▸ Aim of the task
Write out the whole of the material exactly.

= = = =

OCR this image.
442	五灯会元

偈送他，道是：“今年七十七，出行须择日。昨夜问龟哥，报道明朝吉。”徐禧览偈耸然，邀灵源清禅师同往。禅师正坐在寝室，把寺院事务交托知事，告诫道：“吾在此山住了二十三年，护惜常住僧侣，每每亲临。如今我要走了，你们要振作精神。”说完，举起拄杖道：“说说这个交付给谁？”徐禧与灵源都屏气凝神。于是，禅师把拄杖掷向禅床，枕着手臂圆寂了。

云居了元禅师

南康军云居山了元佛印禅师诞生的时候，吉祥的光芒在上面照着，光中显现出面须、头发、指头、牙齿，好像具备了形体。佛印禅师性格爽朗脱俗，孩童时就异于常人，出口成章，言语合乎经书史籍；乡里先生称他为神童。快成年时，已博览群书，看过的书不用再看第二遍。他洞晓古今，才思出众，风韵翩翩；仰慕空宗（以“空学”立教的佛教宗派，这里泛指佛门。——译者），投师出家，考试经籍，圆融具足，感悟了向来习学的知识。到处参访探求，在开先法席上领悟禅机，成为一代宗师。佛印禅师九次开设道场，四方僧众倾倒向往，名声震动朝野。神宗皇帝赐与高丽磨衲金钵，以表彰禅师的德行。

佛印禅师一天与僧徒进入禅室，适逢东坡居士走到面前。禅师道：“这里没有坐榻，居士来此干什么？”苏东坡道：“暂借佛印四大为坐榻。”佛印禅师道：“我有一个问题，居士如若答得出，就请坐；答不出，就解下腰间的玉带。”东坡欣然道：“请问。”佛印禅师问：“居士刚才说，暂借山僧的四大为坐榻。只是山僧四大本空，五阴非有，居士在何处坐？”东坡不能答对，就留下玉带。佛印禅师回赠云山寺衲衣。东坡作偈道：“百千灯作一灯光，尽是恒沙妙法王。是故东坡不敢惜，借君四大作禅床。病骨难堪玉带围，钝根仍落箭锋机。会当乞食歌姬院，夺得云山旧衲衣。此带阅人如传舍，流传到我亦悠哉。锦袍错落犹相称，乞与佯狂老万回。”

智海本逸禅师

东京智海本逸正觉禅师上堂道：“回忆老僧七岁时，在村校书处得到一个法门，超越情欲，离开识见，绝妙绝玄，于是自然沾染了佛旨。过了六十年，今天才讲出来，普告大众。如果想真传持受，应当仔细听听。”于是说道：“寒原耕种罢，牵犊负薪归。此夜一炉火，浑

= = = =

▸ Worked solution
OCR this image.
442	五灯会元

偈送他，道是：“今年七十七，出行须择日。昨夜问龟哥，报道明朝吉。”徐禧览偈耸然，邀灵源清禅师同往。禅师正坐在寝室，把寺院事务交托知事，告诫道：“吾在此山住了二十三年，护惜常住僧侣，每每亲临。如今我要走了，你们要振作精神。”说完，举起拄杖道：“说说这个交付给谁？”徐禧与灵源都屏气凝神。于是，禅师把拄杖掷向禅床，枕着手臂圆寂了。

云居了元禅师

南康军云居山了元佛印禅师诞生的时候，吉祥的光芒在上面照着，光中显现出面须、头发、指头、牙齿，好像具备了形体。佛印禅师性格爽朗脱俗，孩童时就异于常人，出口成章，言语合乎经书史籍；乡里先生称他为神童。快成年时，已博览群书，看过的书不用再看第二遍。他洞晓古今，才思出众，风韵翩翩；仰慕空宗（以“空学”立教的佛教宗派，这里泛指佛门。——译者），投师出家，考试经籍，圆融具足，感悟了向来习学的知识。到处参访探求，在开先法席上领悟禅机，成为一代宗师。佛印禅师九次开设道场，四方僧众倾倒向往，名声震动朝野。神宗皇帝赐与高丽磨衲金钵，以表彰禅师的德行。

佛印禅师一天与僧徒进入禅室，适逢东坡居士走到面前。禅师道：“这里没有坐榻，居士来此干什么？”苏东坡道：“暂借佛印四大为坐榻。”佛印禅师道：“我有一个问题，居士如若答得出，就请坐；答不出，就解下腰间的玉带。”东坡欣然道：“请问。”佛印禅师问：“居士刚才说，暂借山僧的四大为坐榻。只是山僧四大本空，五阴非有，居士在何处坐？”东坡不能答对，就留下玉带。佛印禅师回赠云山寺衲衣。东坡作偈道：“百千灯作一灯光，尽是恒沙妙法王。是故东坡不敢惜，借君四大作禅床。病骨难堪玉带围，钝根仍落箭锋机。会当乞食歌姬院，夺得云山旧衲衣。此带阅人如传舍，流传到我亦悠哉。锦袍错落犹相称，乞与佯狂老万回。”

智海本逸禅师

东京智海本逸正觉禅师上堂道：“回忆老僧七岁时，在村校书处得到一个法门，超越情欲，离开识见，绝妙绝玄，于是自然沾染了佛旨。过了六十年，今天才讲出来，普告大众。如果想真传持受，应当仔细听听。”于是说道：“寒原耕种罢，牵犊负薪归。此夜一炉火，浑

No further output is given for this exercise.